(Brief)
The records below must be copied in full; omit the images.

□ □ □ □ □ □ □

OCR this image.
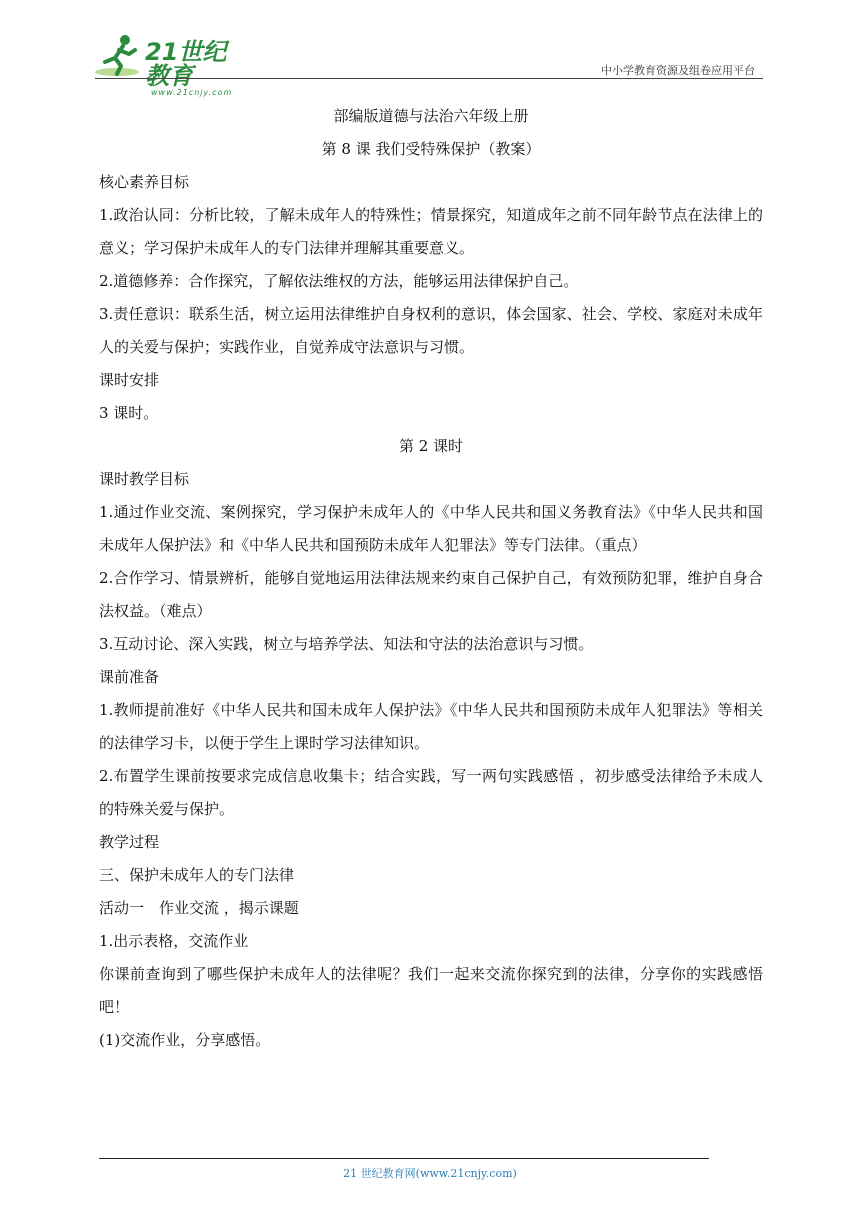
21世纪教育
www.21cnjy.com
中小学教育资源及组卷应用平台

部编版道德与法治六年级上册

第 8 课 我们受特殊保护（教案）

核心素养目标

1.政治认同：分析比较，了解未成年人的特殊性；情景探究，知道成年之前不同年龄节点在法律上的意义；学习保护未成年人的专门法律并理解其重要意义。

2.道德修养：合作探究，了解依法维权的方法，能够运用法律保护自己。

3.责任意识：联系生活，树立运用法律维护自身权利的意识，体会国家、社会、学校、家庭对未成年人的关爱与保护；实践作业，自觉养成守法意识与习惯。

课时安排

3 课时。

第 2 课时

课时教学目标

1.通过作业交流、案例探究，学习保护未成年人的《中华人民共和国义务教育法》《中华人民共和国未成年人保护法》和《中华人民共和国预防未成年人犯罪法》等专门法律。（重点）

2.合作学习、情景辨析，能够自觉地运用法律法规来约束自己保护自己，有效预防犯罪，维护自身合法权益。（难点）

3.互动讨论、深入实践，树立与培养学法、知法和守法的法治意识与习惯。

课前准备

1.教师提前准好《中华人民共和国未成年人保护法》《中华人民共和国预防未成年人犯罪法》等相关的法律学习卡，以便于学生上课时学习法律知识。

2.布置学生课前按要求完成信息收集卡；结合实践，写一两句实践感悟 ，初步感受法律给予未成人的特殊关爱与保护。

教学过程

三、保护未成年人的专门法律

活动一　作业交流 ，揭示课题

1.出示表格，交流作业

你课前查询到了哪些保护未成年人的法律呢？我们一起来交流你探究到的法律，分享你的实践感悟吧！

(1)交流作业，分享感悟。

21 世纪教育网(www.21cnjy.com)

□ □ □ □ □ □ □

(Solution to the exercise)
OCR this image.
21世纪教育
www.21cnjy.com
中小学教育资源及组卷应用平台

部编版道德与法治六年级上册

第 8 课 我们受特殊保护（教案）

核心素养目标

1.政治认同：分析比较，了解未成年人的特殊性；情景探究，知道成年之前不同年龄节点在法律上的意义；学习保护未成年人的专门法律并理解其重要意义。

2.道德修养：合作探究，了解依法维权的方法，能够运用法律保护自己。

3.责任意识：联系生活，树立运用法律维护自身权利的意识，体会国家、社会、学校、家庭对未成年人的关爱与保护；实践作业，自觉养成守法意识与习惯。

课时安排

3 课时。

第 2 课时

课时教学目标

1.通过作业交流、案例探究，学习保护未成年人的《中华人民共和国义务教育法》《中华人民共和国未成年人保护法》和《中华人民共和国预防未成年人犯罪法》等专门法律。（重点）

2.合作学习、情景辨析，能够自觉地运用法律法规来约束自己保护自己，有效预防犯罪，维护自身合法权益。（难点）

3.互动讨论、深入实践，树立与培养学法、知法和守法的法治意识与习惯。

课前准备

1.教师提前准好《中华人民共和国未成年人保护法》《中华人民共和国预防未成年人犯罪法》等相关的法律学习卡，以便于学生上课时学习法律知识。

2.布置学生课前按要求完成信息收集卡；结合实践，写一两句实践感悟 ，初步感受法律给予未成人的特殊关爱与保护。

教学过程

三、保护未成年人的专门法律

活动一　作业交流 ，揭示课题

1.出示表格，交流作业

你课前查询到了哪些保护未成年人的法律呢？我们一起来交流你探究到的法律，分享你的实践感悟吧！

(1)交流作业，分享感悟。

21 世纪教育网(www.21cnjy.com)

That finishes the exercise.